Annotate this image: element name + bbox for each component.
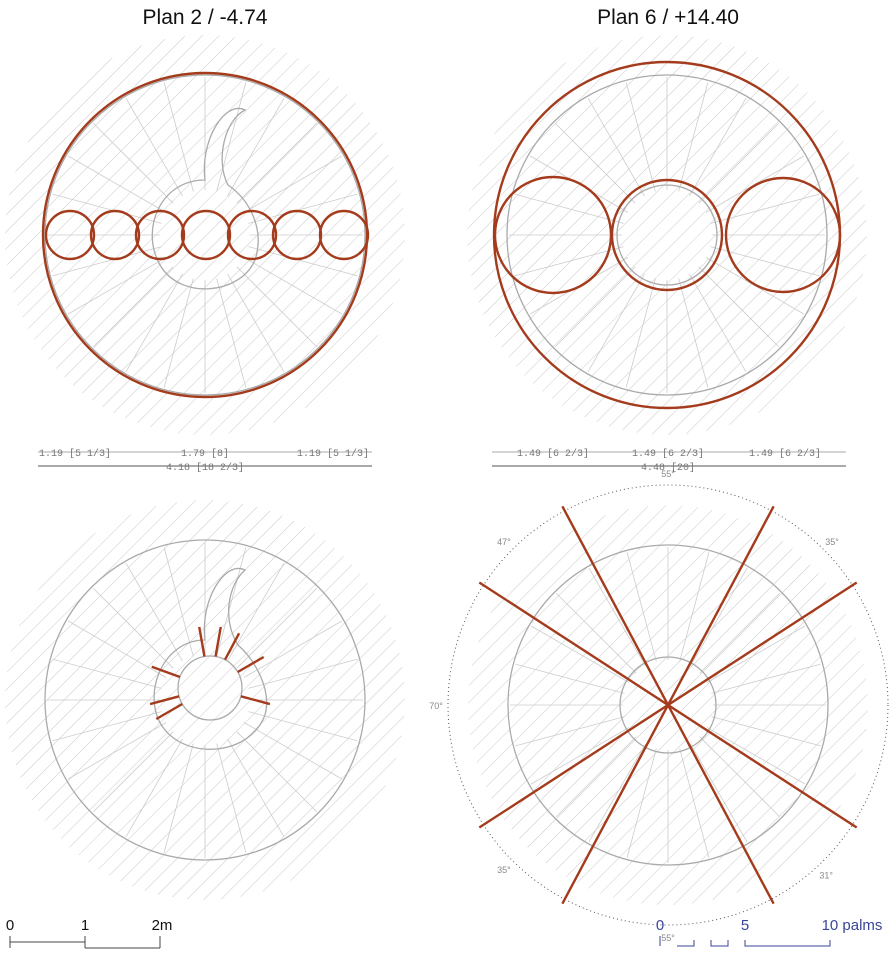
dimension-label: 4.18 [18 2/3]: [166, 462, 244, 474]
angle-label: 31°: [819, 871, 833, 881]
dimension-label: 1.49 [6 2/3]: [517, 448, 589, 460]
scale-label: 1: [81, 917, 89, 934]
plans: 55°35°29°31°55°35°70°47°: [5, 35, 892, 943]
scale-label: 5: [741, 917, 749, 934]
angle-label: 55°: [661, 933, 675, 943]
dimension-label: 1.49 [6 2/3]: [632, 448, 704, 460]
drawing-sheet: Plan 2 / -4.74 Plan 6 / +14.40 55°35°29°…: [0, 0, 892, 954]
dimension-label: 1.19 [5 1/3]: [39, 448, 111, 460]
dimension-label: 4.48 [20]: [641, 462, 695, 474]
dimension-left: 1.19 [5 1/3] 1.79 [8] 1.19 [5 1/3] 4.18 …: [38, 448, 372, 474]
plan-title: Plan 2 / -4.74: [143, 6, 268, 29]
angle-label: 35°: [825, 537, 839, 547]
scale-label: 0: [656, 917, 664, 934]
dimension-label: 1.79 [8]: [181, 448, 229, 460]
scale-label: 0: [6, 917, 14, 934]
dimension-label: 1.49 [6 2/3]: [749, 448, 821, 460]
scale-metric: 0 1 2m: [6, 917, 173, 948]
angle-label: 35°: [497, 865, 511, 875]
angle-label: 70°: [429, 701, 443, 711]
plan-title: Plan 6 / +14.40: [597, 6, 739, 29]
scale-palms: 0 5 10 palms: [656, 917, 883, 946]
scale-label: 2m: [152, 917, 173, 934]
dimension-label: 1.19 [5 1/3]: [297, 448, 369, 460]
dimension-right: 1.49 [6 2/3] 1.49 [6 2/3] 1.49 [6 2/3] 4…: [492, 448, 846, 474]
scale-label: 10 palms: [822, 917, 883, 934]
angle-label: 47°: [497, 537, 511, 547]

--

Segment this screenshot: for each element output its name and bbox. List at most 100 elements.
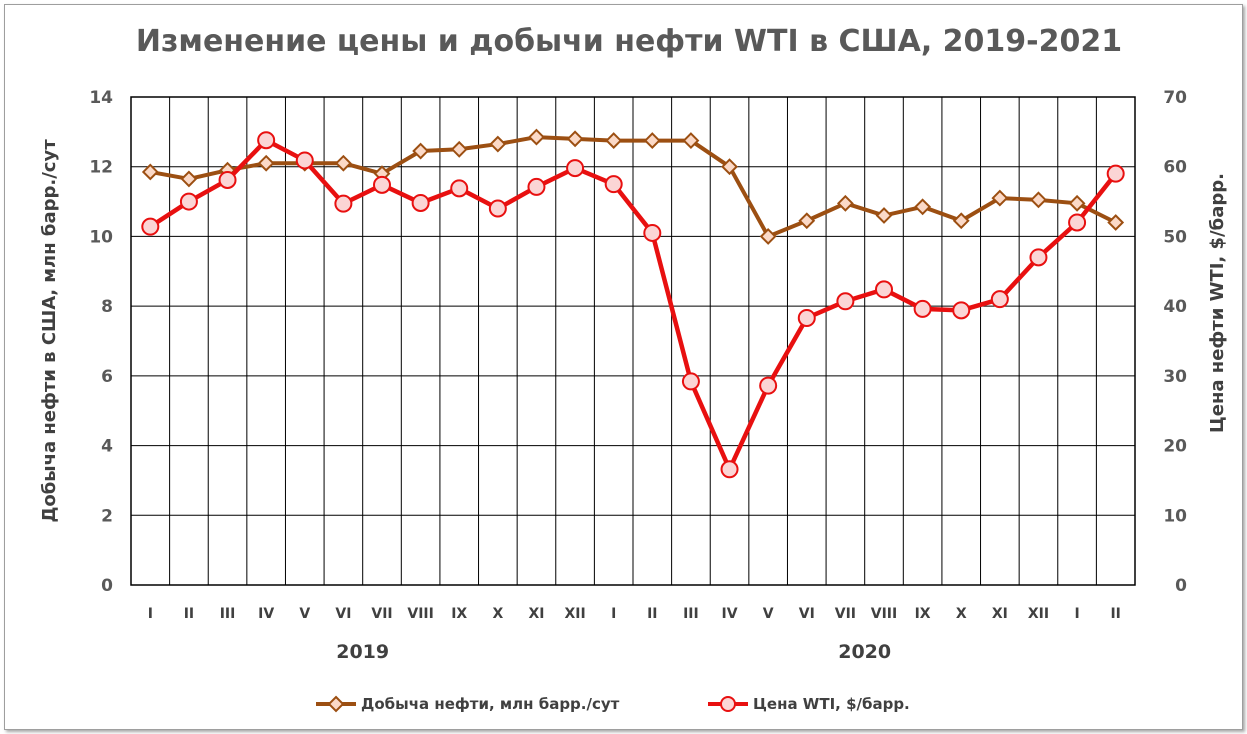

* * *

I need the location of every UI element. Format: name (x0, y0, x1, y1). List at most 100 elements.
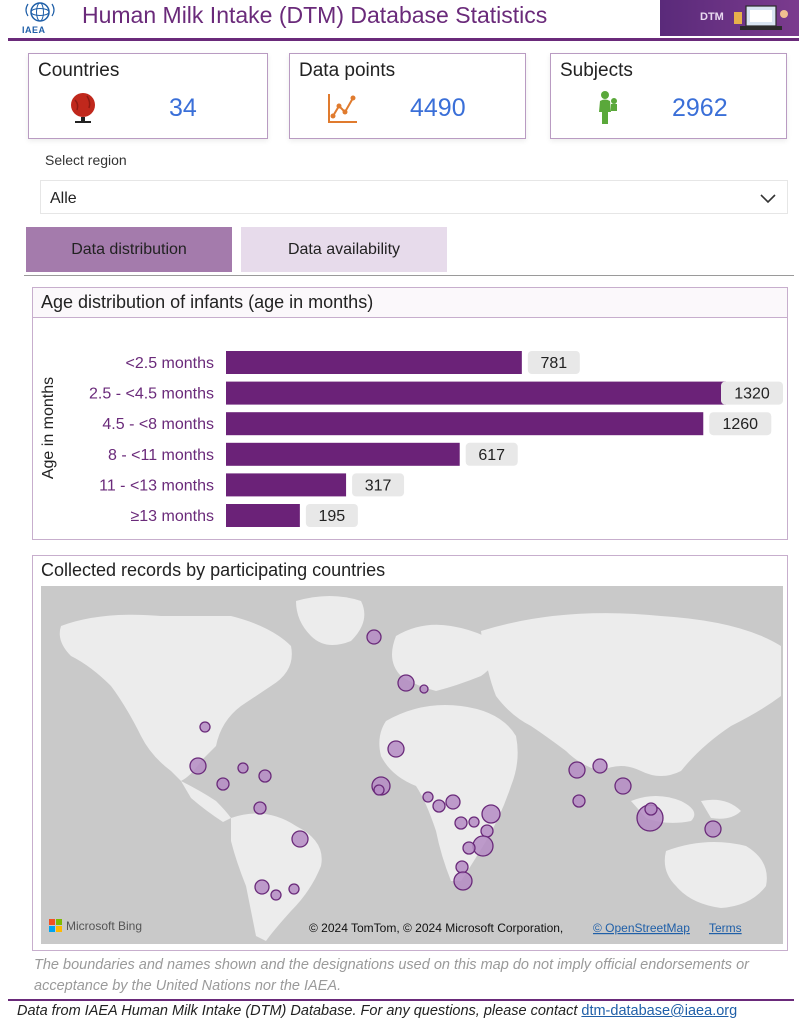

• **STATED EXERCISE**
Duplicate the lines of material above, from the one containing "Annotate this image: element" through the one containing "dimension-label: 4.48 [20]: [641, 462, 695, 474]", both included. Leave the pictures out of your copy.

• **THE RESPONSE**
Annotate this image: element name + bbox for each component.
dimension-label: 4.18 [18 2/3]: [166, 462, 244, 474]
angle-label: 31°: [819, 871, 833, 881]
dimension-label: 1.49 [6 2/3]: [517, 448, 589, 460]
scale-label: 1: [81, 917, 89, 934]
plans: 55°35°29°31°55°35°70°47°: [5, 35, 892, 943]
scale-label: 5: [741, 917, 749, 934]
angle-label: 55°: [661, 933, 675, 943]
dimension-label: 1.49 [6 2/3]: [632, 448, 704, 460]
drawing-sheet: Plan 2 / -4.74 Plan 6 / +14.40 55°35°29°…: [0, 0, 892, 954]
dimension-label: 1.19 [5 1/3]: [39, 448, 111, 460]
dimension-label: 4.48 [20]: [641, 462, 695, 474]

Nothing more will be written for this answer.